— Start of Document extract —

The Sonobe module is one of the many units used to build modular origami. The popularity of Sonobe modular origami models derives from the simplicity of folding the modules, the sturdy and easy assembly, and the flexibility of the system.

The history of the Sonobe module

The origin of the Sonobe module is unknown. Two possible creators are Toshie Takahama and Mitsunobu Sonobe, who published several books together and both members of Sosaku Origami Group 67. The earliest appearance of a Sonobe module was in a cube attributed to Mitsunobu Sonobe in a Sosaku Origami Group book published in 1968, however it does not reveal whether he invented the module or used an earlier design: the phrase "finished model by Mitsunobu Sonobe" is ambiguous. Its next appearance was "Toshie's Jewel", which appeared in 1974. However neither folder took advantage of the full potential of the module. This potential was discovered in the 1970s by other folders – particularly Steve Krimball, who created the 30-unit ball – as part of a sudden period of development in modular origami. Despite the module's importance and continued popularity, its designer remains uncertain.

The unit
 

Each individual unit is folded from a square sheet of paper, of which only one face is visible in the finished module; many ornamented variants of the plain Sonobe unit that expose both sides of the paper have been designed.

The Sonobe unit has the shape of a parallelogram with 45 and 135 degrees angles, divided by creases into two diagonal tabs at the ends and two corresponding pockets within the inscribed center square. The system can build a wide range of three-dimensional geometric forms by docking these tabs into the pockets of adjacent units. Three interconnected Sonobe units will form an open-bottomed triangular pyramid with an equilateral triangle for the open bottom, and isosceles right triangles as the other three faces. It will have a right-angle apex (equivalent to the corner of a cube) and three tab/pocket flaps protruding from the base. This particularly suits polyhedra that have equilateral triangular faces: Sonobe modules can replace each notional edge of the original deltahedron by the central diagonal fold of one unit and each equilateral triangle with a right-angle pyramid consisting of one half each of three units, without dangling flaps. The pyramids can be made to point inwards; assembly is more difficult but some cases of encroaching can be obviously prevented.

— End of Document extract —
— Start of Provided data —

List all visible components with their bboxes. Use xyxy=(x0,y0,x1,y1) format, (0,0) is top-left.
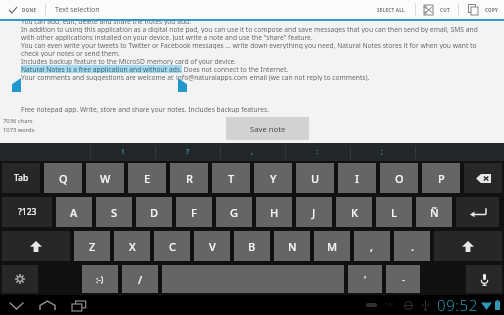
staticText: D xyxy=(150,205,159,220)
button[interactable]: Q xyxy=(44,163,82,193)
button[interactable]: Keyboard settings xyxy=(2,265,38,293)
button[interactable]: . xyxy=(394,231,430,261)
staticText: ?123 xyxy=(18,206,37,218)
staticText: You can even write your tweets to Twitte… xyxy=(21,41,477,49)
button[interactable]: W xyxy=(86,163,124,193)
button[interactable]: Enter xyxy=(456,197,499,227)
button[interactable]: / xyxy=(122,265,158,293)
button[interactable]: J xyxy=(296,197,332,227)
button[interactable]: , xyxy=(354,231,390,261)
staticText: ? xyxy=(186,147,190,157)
staticText: Natural Notes is a free application and … xyxy=(21,65,182,73)
button[interactable]: E xyxy=(128,163,166,193)
button[interactable]: F xyxy=(176,197,212,227)
staticText: J xyxy=(312,205,316,220)
button[interactable]: Ñ xyxy=(416,197,452,227)
button[interactable]: D xyxy=(136,197,172,227)
button[interactable]: Recent apps xyxy=(69,296,88,315)
staticText: 09:52 xyxy=(437,295,478,315)
button[interactable]: C xyxy=(154,231,190,261)
staticText: I xyxy=(355,171,359,186)
button[interactable]: Shift xyxy=(2,231,70,261)
button[interactable]: Backspace xyxy=(464,163,502,193)
button[interactable]: - xyxy=(386,265,420,293)
staticText: Save note xyxy=(250,124,286,134)
staticText: P xyxy=(438,171,445,186)
button[interactable]: : xyxy=(285,143,349,161)
staticText: 7036 chars xyxy=(3,117,33,125)
button[interactable]: ! xyxy=(91,143,155,161)
staticText: K xyxy=(351,205,358,220)
staticText: email (we can not reply to comments). xyxy=(248,73,370,81)
button[interactable]: Save note xyxy=(226,117,309,140)
other: Copy xyxy=(468,4,479,16)
staticText: info@naturalapps.com xyxy=(176,73,248,81)
staticText: V xyxy=(209,239,216,254)
button[interactable]: K xyxy=(336,197,372,227)
button[interactable]: T xyxy=(212,163,250,193)
staticText: W xyxy=(100,171,111,186)
staticText: Y xyxy=(270,171,277,186)
button[interactable]: N xyxy=(274,231,310,261)
button[interactable]: Voice input xyxy=(466,265,502,293)
button[interactable]: I xyxy=(338,163,376,193)
button[interactable]: :-) xyxy=(82,265,118,293)
staticText: , xyxy=(370,239,374,254)
staticText: . xyxy=(411,239,414,254)
button[interactable]: ; xyxy=(350,143,414,161)
button[interactable]: V xyxy=(194,231,230,261)
button[interactable]: Hide keyboard xyxy=(7,296,26,315)
button[interactable]: Tab xyxy=(2,163,40,193)
staticText: 15° xyxy=(385,301,395,309)
staticText: R xyxy=(186,171,193,186)
button[interactable]: A xyxy=(56,197,92,227)
button[interactable]: SELECT ALL xyxy=(369,0,415,19)
button[interactable]: G xyxy=(216,197,252,227)
button[interactable]: M xyxy=(314,231,350,261)
staticText: M xyxy=(327,239,338,254)
staticText: COPY xyxy=(485,7,499,13)
staticText: ' xyxy=(364,273,367,285)
staticText: In addition to using this application as… xyxy=(21,25,478,33)
staticText: , xyxy=(251,147,253,157)
button[interactable]: X xyxy=(114,231,150,261)
staticText: Tab xyxy=(14,172,29,184)
staticText: B xyxy=(248,239,256,254)
staticText: Does not connect to the Internet. xyxy=(182,65,289,73)
button[interactable]: , xyxy=(220,143,284,161)
staticText: with other applications installed on you… xyxy=(21,33,313,41)
button[interactable]: ' xyxy=(348,265,382,293)
staticText: SELECT ALL xyxy=(377,7,405,13)
button[interactable]: ? xyxy=(156,143,220,161)
button[interactable]: Home xyxy=(38,296,57,315)
staticText: You can add, edit, delete and share the … xyxy=(21,21,191,25)
button[interactable]: Z xyxy=(74,231,110,261)
staticText: :-) xyxy=(96,274,104,285)
button[interactable]: H xyxy=(256,197,292,227)
button[interactable]: B xyxy=(234,231,270,261)
button[interactable]: O xyxy=(380,163,418,193)
staticText: ; xyxy=(381,147,383,157)
staticText: Z xyxy=(89,239,96,254)
button[interactable]: U xyxy=(296,163,334,193)
button[interactable]: Copy xyxy=(459,0,504,19)
staticText: CUT xyxy=(440,7,450,13)
staticText: N xyxy=(288,239,297,254)
button[interactable]: P xyxy=(422,163,460,193)
button[interactable]: Shift xyxy=(434,231,502,261)
button[interactable]: DONE xyxy=(0,0,45,19)
button[interactable]: S xyxy=(96,197,132,227)
staticText: U xyxy=(311,171,320,186)
staticText: O xyxy=(395,171,404,186)
staticText: 1073 words xyxy=(3,126,35,134)
button[interactable]: Y xyxy=(254,163,292,193)
staticText: Free notepad app. Write, store and share… xyxy=(21,105,269,113)
button[interactable]: L xyxy=(376,197,412,227)
button[interactable]: R xyxy=(170,163,208,193)
staticText: ! xyxy=(122,147,124,157)
staticText: DONE xyxy=(22,7,37,13)
staticText: : xyxy=(316,147,318,157)
button[interactable]: ?123 xyxy=(2,197,52,227)
button[interactable]: Cut xyxy=(416,0,458,19)
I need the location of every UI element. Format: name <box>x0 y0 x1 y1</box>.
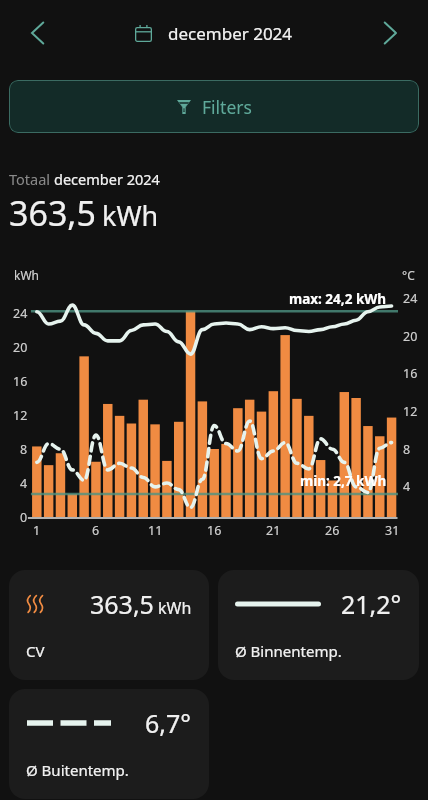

— End of Provided data —

Copy the part of the Sonobe module text starting with "Each individual unit" and going on through "have been designed.". These items stand apart from the text and have nothing to do with it.

_Answer to this task_:
Each individual unit is folded from a square sheet of paper, of which only one face is visible in the finished module; many ornamented variants of the plain Sonobe unit that expose both sides of the paper have been designed.